→ **DIRECTIONS**: State how many lines of the listing below include the word "Osoba". Give only the number.

→ **SUPPLIED INFORMATION**:
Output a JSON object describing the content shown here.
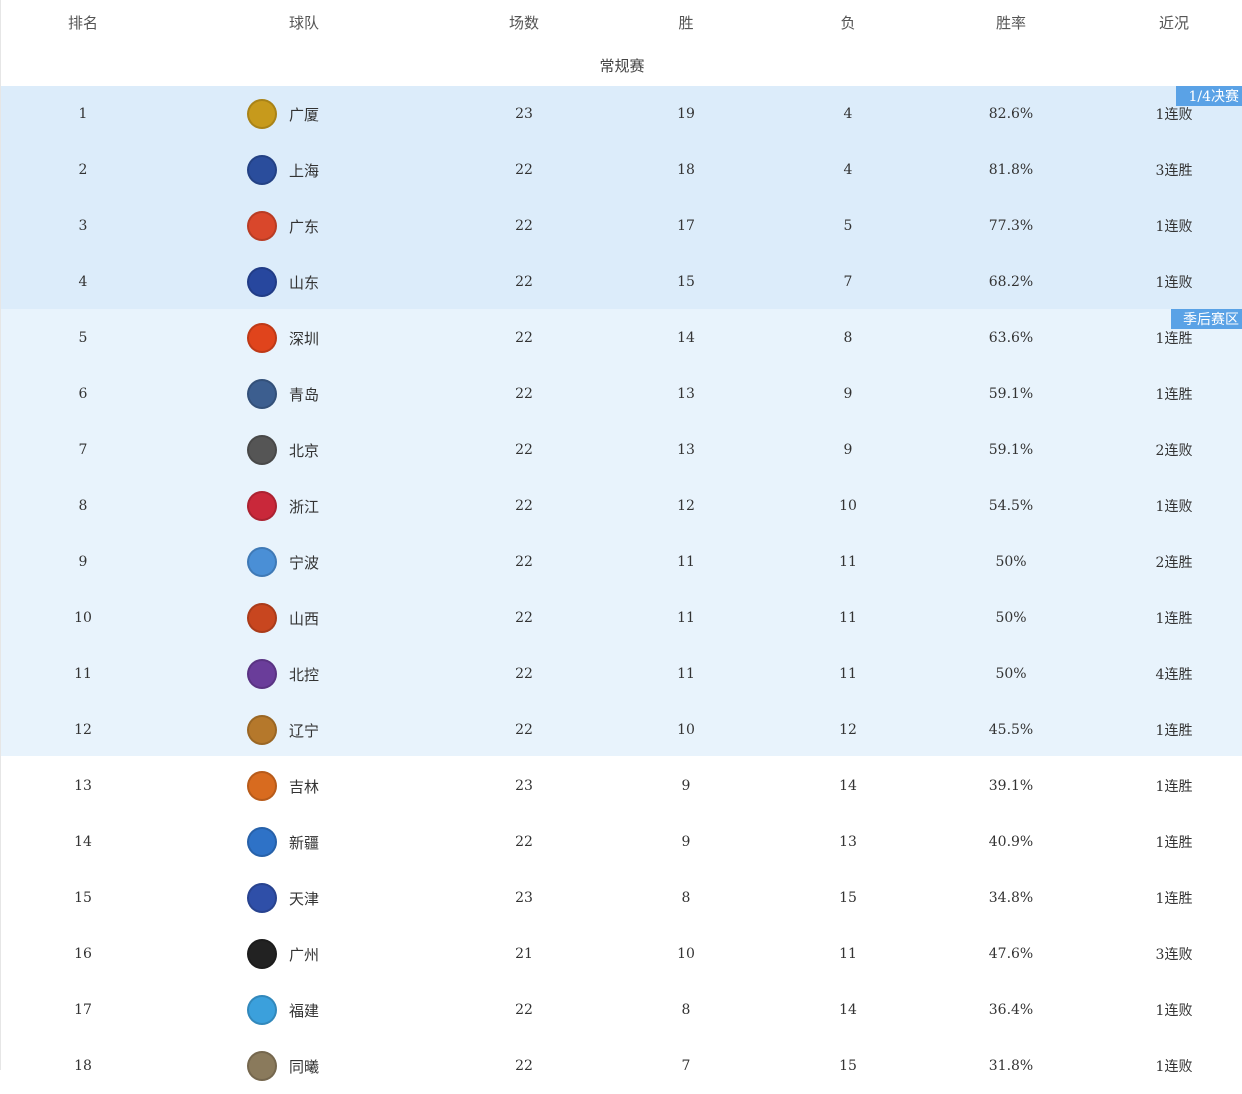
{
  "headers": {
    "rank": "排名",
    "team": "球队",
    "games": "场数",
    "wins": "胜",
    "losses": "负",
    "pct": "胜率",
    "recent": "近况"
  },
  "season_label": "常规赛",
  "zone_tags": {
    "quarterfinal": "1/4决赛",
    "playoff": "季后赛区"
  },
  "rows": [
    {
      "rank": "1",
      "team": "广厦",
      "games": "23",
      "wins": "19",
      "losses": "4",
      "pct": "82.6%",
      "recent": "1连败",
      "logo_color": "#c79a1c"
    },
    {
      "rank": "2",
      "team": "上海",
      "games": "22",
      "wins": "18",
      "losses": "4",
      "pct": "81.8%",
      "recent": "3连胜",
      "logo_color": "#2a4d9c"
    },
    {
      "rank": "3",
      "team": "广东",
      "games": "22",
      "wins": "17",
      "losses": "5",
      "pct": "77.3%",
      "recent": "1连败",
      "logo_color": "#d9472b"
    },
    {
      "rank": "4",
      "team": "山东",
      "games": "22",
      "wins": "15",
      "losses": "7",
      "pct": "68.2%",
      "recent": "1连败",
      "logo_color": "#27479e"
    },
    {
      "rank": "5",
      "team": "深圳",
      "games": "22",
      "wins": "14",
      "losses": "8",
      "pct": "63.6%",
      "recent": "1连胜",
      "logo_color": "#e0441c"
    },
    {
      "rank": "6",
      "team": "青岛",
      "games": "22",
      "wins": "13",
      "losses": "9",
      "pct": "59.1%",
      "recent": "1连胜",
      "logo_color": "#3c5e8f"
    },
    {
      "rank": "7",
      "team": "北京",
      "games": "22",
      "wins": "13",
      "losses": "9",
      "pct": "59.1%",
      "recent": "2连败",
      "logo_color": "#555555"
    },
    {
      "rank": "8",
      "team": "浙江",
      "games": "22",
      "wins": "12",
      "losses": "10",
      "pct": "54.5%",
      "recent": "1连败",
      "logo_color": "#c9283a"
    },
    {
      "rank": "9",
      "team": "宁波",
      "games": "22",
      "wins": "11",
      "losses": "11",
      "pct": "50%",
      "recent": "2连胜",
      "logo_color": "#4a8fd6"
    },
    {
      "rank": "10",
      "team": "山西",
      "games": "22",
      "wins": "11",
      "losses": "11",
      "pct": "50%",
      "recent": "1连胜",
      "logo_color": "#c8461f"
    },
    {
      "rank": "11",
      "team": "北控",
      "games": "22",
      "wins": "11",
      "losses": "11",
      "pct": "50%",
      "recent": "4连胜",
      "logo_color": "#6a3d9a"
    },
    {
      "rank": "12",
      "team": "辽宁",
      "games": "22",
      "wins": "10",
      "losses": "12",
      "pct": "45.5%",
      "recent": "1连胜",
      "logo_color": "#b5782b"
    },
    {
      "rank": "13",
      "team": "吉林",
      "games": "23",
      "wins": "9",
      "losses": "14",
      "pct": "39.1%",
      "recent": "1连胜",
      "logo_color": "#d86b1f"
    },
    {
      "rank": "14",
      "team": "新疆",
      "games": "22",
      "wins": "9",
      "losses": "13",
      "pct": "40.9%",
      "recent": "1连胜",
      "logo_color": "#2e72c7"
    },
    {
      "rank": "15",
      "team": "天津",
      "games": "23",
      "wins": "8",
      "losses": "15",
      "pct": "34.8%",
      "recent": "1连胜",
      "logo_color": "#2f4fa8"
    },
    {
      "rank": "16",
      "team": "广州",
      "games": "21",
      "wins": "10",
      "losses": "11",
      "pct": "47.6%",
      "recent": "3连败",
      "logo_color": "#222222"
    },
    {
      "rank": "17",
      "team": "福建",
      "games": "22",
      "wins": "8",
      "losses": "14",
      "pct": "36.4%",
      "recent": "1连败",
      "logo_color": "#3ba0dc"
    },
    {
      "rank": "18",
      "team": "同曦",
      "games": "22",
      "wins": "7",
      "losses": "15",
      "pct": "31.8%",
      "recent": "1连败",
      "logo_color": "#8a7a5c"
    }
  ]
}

* * *

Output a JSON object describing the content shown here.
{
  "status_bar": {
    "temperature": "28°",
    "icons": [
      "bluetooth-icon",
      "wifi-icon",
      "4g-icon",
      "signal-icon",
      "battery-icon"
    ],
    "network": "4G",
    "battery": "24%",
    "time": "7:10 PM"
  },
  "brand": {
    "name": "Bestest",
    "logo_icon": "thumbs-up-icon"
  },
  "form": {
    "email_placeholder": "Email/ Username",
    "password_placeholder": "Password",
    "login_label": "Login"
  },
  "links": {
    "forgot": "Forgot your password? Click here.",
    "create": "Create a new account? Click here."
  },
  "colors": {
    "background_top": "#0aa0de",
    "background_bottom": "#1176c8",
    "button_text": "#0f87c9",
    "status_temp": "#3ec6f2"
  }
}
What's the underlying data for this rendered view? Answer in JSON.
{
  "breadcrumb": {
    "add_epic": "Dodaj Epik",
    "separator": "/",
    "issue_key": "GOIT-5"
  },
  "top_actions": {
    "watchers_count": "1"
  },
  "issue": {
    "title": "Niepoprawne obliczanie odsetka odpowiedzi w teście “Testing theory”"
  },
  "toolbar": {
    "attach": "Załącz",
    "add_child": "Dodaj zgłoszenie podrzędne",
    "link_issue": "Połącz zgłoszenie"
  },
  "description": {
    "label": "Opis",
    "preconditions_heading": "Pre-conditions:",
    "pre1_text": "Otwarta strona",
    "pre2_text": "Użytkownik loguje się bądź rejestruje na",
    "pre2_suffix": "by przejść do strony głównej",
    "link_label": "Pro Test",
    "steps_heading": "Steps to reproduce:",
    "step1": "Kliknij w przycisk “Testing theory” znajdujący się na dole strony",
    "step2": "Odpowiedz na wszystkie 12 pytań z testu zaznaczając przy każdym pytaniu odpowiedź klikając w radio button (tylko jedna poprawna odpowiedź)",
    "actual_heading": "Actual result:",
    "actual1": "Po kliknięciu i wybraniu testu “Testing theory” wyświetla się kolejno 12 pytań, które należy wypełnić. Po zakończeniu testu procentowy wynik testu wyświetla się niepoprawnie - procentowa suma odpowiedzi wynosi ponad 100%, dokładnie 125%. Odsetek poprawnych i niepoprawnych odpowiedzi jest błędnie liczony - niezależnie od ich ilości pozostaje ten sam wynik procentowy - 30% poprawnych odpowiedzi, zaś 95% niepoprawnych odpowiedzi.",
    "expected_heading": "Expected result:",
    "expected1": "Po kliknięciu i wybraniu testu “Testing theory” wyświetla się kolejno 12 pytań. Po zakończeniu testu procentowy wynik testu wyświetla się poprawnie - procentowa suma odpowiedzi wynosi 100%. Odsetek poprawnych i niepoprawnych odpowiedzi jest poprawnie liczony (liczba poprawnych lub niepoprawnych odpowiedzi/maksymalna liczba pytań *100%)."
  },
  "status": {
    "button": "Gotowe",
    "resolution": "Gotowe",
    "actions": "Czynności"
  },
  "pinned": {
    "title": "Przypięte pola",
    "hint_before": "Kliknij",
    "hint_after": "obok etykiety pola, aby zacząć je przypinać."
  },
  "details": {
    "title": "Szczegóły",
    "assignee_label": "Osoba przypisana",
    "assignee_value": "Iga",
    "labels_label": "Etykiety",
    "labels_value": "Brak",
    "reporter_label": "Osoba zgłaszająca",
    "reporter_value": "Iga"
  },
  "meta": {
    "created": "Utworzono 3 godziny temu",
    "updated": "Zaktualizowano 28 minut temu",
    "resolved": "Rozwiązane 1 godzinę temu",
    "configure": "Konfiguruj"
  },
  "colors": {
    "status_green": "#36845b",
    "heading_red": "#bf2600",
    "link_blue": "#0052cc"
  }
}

→ **SOLUTION TO THIS EXERCISE**: 2